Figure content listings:
>> Begin

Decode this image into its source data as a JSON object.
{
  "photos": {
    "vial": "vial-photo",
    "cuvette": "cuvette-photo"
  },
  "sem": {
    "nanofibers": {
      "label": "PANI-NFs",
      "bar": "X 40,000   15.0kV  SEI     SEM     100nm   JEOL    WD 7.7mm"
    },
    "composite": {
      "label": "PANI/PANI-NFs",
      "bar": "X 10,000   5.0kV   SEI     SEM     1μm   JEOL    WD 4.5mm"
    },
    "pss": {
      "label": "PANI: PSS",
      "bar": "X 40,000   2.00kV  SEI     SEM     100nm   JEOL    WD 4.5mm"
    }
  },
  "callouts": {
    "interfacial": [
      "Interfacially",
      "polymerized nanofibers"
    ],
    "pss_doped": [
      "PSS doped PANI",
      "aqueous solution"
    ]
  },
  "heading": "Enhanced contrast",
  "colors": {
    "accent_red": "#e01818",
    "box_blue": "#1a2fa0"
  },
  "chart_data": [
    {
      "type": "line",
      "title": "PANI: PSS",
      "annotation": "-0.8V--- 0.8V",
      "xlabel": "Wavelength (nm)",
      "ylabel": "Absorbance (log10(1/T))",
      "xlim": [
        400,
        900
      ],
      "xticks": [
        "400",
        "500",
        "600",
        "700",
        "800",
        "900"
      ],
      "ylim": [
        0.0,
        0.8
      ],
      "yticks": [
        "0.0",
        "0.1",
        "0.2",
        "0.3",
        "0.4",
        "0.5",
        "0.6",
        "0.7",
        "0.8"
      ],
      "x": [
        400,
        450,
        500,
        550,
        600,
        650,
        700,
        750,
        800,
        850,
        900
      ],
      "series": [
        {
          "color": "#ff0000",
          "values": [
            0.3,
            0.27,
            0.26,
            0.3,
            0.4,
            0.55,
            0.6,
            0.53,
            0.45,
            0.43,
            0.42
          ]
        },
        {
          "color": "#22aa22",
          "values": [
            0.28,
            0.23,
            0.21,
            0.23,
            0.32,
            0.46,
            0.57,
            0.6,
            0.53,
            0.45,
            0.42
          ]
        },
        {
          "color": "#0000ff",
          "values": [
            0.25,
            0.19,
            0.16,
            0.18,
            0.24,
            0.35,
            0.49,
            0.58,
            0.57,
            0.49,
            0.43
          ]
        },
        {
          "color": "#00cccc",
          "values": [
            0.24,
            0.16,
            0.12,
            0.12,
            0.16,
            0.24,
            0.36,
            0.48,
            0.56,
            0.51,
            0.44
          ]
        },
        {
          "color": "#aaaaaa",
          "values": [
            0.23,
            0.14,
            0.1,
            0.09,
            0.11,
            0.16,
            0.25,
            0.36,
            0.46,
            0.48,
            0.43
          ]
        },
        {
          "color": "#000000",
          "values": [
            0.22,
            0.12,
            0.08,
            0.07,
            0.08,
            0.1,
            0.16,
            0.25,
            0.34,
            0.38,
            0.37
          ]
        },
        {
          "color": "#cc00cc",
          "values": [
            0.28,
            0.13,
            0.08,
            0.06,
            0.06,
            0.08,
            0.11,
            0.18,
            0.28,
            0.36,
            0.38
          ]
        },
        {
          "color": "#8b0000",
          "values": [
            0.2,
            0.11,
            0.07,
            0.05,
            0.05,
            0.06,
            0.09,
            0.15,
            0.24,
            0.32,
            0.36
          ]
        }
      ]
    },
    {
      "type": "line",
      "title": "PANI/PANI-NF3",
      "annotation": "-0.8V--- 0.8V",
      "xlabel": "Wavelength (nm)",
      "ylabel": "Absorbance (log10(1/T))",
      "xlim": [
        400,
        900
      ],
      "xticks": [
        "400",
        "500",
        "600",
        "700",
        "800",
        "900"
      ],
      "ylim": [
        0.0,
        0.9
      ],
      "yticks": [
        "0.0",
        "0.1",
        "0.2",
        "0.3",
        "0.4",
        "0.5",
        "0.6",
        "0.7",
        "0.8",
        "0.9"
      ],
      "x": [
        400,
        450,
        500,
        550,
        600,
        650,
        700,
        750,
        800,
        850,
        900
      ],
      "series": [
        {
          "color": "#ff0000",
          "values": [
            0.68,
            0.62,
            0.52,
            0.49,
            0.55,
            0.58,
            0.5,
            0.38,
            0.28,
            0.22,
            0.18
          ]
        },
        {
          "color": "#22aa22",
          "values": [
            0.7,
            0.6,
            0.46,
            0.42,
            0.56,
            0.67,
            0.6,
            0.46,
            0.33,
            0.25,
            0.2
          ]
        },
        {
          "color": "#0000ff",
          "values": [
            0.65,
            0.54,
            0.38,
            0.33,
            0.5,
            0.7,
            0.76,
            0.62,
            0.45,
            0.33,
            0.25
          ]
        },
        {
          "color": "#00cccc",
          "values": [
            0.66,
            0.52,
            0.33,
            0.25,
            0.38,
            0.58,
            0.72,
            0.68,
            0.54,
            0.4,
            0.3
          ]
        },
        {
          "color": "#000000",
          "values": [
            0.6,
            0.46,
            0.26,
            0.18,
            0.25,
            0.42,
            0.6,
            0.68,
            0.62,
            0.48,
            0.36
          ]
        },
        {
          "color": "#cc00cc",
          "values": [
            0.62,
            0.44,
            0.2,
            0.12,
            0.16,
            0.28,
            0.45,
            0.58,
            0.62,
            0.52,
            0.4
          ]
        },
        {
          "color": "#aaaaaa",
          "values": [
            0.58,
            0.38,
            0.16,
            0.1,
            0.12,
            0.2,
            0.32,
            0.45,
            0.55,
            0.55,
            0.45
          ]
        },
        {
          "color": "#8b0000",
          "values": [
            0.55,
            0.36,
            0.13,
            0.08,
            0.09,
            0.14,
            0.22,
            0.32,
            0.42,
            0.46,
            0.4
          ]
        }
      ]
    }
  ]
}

>> End

**Short task**. Which lines hold the word "PANI"? Copy each of them from the records.

**Completed task**.
      "label": "PANI-NFs",
      "label": "PANI/PANI-NFs",
      "label": "PANI: PSS",
      "PSS doped PANI",
      "title": "PANI: PSS",
      "title": "PANI/PANI-NF3",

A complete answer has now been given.